[Part of a data file]
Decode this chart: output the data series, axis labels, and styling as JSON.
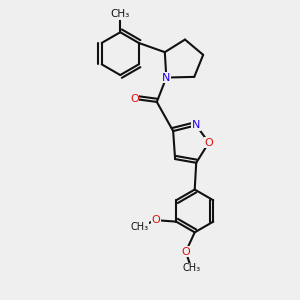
{
  "bg_color": "#efefef",
  "bond_color": "#111111",
  "N_color": "#2200ee",
  "O_color": "#dd1111",
  "lw": 1.5,
  "fs": 8.0,
  "dbo": 0.06,
  "xlim": [
    0,
    10
  ],
  "ylim": [
    0,
    10
  ]
}
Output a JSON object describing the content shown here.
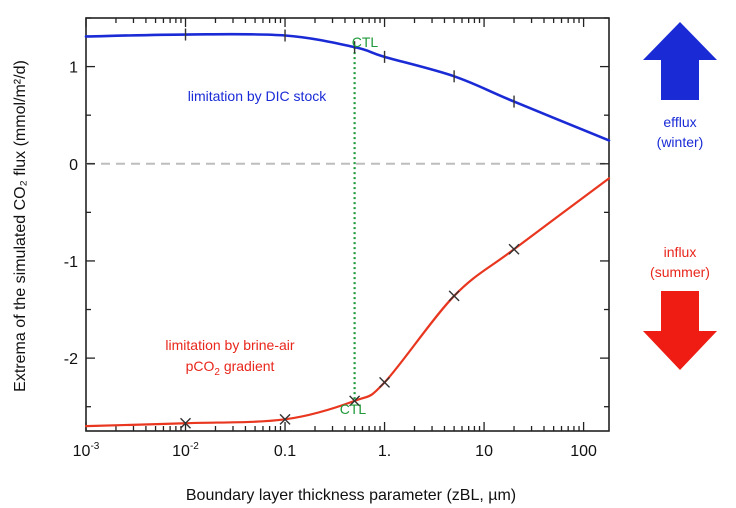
{
  "chart_data": {
    "type": "line",
    "xscale": "log",
    "xlim": [
      0.001,
      180
    ],
    "ylim": [
      -2.75,
      1.5
    ],
    "xlabel": "Boundary layer thickness parameter (zBL, µm)",
    "ylabel": "Extrema of the simulated CO₂ flux (mmol/m²/d)",
    "x_ticks": [
      {
        "value": 0.001,
        "base": "10",
        "exp": "-3"
      },
      {
        "value": 0.01,
        "base": "10",
        "exp": "-2"
      },
      {
        "value": 0.1,
        "base": "0.1",
        "exp": ""
      },
      {
        "value": 1,
        "base": "1.",
        "exp": ""
      },
      {
        "value": 10,
        "base": "10",
        "exp": ""
      },
      {
        "value": 100,
        "base": "100",
        "exp": ""
      }
    ],
    "y_ticks": [
      {
        "value": 1,
        "label": "1"
      },
      {
        "value": 0,
        "label": "0"
      },
      {
        "value": -1,
        "label": "-1"
      },
      {
        "value": -2,
        "label": "-2"
      }
    ],
    "zero_line": true,
    "series": [
      {
        "name": "efflux",
        "color": "#1a2bd6",
        "marker": "plus",
        "x": [
          0.001,
          0.01,
          0.1,
          0.5,
          1,
          5,
          20,
          180
        ],
        "y": [
          1.31,
          1.33,
          1.32,
          1.2,
          1.1,
          0.9,
          0.64,
          0.24
        ],
        "marker_x": [
          0.01,
          0.1,
          0.5,
          1,
          5,
          20
        ]
      },
      {
        "name": "influx",
        "color": "#e8361f",
        "marker": "cross",
        "x": [
          0.001,
          0.01,
          0.1,
          0.5,
          1,
          5,
          20,
          180
        ],
        "y": [
          -2.7,
          -2.67,
          -2.63,
          -2.44,
          -2.25,
          -1.36,
          -0.88,
          -0.15
        ],
        "marker_x": [
          0.01,
          0.1,
          0.5,
          1,
          5,
          20
        ]
      }
    ],
    "ctl_line": {
      "x": 0.5,
      "y_top": 1.2,
      "y_bottom": -2.44,
      "color": "#1e9a3a"
    },
    "annotations": {
      "ctl_top": "CTL",
      "ctl_bottom": "CTL",
      "dic_limit": "limitation by DIC stock",
      "brine_line1": "limitation by brine-air",
      "brine_line2_pre": "pCO",
      "brine_line2_sub": "2",
      "brine_line2_post": " gradient"
    }
  },
  "side_panel": {
    "efflux": {
      "label": "efflux",
      "sub": "(winter)",
      "color": "#1a2bd6"
    },
    "influx": {
      "label": "influx",
      "sub": "(summer)",
      "color": "#e8261b"
    }
  }
}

**Written task**. From the listing above, collect each line in which the string "value" appears.

**Output for this exercise**.
        "value": 0.001,
        "value": 0.01,
        "value": 0.1,
        "value": 1,
        "value": 10,
        "value": 100,
        "value": 1,
        "value": 0,
        "value": -1,
        "value": -2,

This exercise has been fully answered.